Records from a collection of figures:
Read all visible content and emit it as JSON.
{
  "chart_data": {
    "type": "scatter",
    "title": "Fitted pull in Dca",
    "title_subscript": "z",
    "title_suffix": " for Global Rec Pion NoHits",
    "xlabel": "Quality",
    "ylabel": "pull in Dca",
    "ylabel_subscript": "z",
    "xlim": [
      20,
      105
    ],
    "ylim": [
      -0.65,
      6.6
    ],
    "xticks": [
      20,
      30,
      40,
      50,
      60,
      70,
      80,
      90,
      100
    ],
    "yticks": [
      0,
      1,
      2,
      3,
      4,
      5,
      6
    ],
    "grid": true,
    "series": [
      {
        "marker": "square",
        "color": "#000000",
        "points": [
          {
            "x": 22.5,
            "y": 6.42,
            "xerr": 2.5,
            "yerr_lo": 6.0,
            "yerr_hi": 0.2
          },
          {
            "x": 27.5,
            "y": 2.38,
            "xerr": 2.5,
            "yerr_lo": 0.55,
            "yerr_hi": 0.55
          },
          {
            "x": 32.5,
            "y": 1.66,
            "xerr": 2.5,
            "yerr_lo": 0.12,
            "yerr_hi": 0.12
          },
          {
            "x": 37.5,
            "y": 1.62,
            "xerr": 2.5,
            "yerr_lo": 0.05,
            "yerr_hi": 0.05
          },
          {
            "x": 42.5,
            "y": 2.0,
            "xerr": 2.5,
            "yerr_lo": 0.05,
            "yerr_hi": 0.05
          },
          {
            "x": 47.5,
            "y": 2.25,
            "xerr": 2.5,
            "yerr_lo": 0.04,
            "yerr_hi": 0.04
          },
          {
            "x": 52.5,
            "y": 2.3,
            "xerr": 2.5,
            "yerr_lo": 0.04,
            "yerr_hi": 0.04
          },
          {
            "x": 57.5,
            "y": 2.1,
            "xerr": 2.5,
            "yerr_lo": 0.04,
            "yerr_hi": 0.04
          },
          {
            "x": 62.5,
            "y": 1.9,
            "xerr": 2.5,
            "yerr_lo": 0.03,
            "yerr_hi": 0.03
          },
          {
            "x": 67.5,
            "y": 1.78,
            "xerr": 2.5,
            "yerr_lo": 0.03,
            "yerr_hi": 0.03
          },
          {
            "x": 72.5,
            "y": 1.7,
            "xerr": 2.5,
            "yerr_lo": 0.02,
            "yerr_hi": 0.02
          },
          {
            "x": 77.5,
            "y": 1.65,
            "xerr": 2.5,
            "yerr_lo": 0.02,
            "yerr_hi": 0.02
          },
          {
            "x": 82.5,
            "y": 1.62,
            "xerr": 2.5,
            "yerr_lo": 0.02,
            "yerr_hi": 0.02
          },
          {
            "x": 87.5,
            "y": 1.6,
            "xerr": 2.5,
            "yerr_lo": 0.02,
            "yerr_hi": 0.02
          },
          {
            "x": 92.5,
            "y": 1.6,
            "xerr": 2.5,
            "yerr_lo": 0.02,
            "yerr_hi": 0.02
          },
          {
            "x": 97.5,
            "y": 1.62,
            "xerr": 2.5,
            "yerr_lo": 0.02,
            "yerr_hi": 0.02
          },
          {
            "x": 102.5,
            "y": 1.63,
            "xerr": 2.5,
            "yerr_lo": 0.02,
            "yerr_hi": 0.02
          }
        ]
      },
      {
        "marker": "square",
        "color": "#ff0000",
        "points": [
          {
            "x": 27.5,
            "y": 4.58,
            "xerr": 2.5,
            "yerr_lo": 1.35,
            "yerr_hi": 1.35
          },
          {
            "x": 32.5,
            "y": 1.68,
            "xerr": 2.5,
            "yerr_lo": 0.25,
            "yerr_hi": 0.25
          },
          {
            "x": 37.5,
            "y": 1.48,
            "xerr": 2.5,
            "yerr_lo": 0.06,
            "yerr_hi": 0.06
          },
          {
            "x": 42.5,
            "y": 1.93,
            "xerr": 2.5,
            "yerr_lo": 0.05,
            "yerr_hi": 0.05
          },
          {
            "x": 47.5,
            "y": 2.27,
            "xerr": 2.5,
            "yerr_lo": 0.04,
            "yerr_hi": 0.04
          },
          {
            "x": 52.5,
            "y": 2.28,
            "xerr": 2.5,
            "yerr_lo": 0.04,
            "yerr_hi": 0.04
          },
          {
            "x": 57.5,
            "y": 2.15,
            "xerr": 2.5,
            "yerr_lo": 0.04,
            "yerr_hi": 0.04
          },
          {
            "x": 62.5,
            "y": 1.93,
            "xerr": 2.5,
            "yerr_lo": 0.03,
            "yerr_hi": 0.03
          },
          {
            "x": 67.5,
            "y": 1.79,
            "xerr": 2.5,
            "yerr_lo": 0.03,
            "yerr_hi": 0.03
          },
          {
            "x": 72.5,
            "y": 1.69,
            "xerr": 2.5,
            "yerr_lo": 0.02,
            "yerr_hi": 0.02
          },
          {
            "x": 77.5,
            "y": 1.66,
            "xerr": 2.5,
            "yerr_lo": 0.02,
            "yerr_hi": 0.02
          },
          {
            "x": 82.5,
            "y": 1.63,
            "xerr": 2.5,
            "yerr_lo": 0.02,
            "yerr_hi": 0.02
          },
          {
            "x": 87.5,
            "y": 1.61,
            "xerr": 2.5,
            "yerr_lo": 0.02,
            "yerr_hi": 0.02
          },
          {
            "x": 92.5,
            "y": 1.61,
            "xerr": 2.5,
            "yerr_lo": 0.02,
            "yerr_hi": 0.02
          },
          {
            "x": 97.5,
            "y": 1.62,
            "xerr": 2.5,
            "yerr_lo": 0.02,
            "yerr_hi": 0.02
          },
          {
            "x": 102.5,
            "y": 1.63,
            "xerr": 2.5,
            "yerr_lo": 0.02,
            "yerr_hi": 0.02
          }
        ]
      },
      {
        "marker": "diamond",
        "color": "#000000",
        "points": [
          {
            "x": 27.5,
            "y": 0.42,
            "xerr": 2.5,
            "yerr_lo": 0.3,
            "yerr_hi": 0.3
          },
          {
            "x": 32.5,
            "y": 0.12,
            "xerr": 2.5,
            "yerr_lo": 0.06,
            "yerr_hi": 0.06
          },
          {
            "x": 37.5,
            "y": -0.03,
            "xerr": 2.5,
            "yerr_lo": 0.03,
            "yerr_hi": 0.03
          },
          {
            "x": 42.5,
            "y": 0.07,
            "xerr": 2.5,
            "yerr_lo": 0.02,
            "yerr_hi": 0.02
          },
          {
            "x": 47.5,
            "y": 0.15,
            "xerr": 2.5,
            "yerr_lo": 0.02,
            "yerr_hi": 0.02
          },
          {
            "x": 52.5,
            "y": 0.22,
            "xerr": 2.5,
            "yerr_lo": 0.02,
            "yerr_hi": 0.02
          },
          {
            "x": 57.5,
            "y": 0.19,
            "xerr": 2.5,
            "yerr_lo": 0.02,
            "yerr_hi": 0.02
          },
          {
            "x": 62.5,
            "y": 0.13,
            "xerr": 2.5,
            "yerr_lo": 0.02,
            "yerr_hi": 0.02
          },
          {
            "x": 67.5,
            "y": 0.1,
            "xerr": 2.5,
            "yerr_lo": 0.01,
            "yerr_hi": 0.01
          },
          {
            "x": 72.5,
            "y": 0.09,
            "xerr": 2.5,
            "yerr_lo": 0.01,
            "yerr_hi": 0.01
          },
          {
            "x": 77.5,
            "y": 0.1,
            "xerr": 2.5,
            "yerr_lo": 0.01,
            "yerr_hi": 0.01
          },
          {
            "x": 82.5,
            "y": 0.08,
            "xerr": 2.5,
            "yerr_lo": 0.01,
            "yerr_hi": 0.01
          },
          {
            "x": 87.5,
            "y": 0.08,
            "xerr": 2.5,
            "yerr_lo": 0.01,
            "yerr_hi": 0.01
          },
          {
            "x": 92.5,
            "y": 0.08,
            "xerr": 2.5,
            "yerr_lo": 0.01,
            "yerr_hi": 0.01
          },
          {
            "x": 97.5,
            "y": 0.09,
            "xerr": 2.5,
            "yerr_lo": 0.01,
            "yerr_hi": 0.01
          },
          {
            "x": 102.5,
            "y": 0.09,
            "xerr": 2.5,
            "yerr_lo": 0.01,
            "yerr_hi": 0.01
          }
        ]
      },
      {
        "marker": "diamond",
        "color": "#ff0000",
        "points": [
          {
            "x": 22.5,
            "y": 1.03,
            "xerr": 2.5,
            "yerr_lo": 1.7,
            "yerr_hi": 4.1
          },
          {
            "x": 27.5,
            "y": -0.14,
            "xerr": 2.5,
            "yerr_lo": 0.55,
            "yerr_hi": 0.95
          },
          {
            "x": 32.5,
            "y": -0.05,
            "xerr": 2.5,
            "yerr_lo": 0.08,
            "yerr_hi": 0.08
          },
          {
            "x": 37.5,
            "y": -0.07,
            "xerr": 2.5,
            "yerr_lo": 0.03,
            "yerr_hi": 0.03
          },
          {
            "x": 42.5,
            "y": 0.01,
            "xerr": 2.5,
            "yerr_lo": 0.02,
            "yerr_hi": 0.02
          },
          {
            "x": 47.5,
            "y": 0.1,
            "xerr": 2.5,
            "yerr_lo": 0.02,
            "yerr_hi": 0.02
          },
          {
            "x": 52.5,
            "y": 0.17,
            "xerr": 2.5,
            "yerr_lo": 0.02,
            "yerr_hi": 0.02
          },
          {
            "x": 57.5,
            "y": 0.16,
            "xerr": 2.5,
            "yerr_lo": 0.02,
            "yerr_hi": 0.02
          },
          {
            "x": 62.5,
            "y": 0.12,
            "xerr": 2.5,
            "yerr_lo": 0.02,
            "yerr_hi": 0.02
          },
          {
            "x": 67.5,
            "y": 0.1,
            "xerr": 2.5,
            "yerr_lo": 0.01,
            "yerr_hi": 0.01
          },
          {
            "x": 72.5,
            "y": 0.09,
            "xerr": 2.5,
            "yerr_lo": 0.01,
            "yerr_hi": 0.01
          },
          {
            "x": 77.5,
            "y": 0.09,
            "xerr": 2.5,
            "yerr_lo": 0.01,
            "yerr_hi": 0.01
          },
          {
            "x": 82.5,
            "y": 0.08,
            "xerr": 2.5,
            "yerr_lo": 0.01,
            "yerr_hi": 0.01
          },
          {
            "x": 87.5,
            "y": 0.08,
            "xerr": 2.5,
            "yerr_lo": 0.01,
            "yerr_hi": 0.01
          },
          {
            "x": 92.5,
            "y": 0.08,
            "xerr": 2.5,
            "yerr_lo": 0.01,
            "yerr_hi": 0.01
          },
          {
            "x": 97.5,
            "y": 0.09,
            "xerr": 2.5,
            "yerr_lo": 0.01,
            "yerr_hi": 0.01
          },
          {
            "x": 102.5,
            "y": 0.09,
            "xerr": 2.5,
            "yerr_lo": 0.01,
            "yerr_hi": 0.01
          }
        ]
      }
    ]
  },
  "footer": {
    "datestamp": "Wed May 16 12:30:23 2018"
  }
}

SHORT TASK:
Find the lines holding "pull" and list every one.

FINAL RESULT:
    "title": "Fitted pull in Dca",
    "ylabel": "pull in Dca",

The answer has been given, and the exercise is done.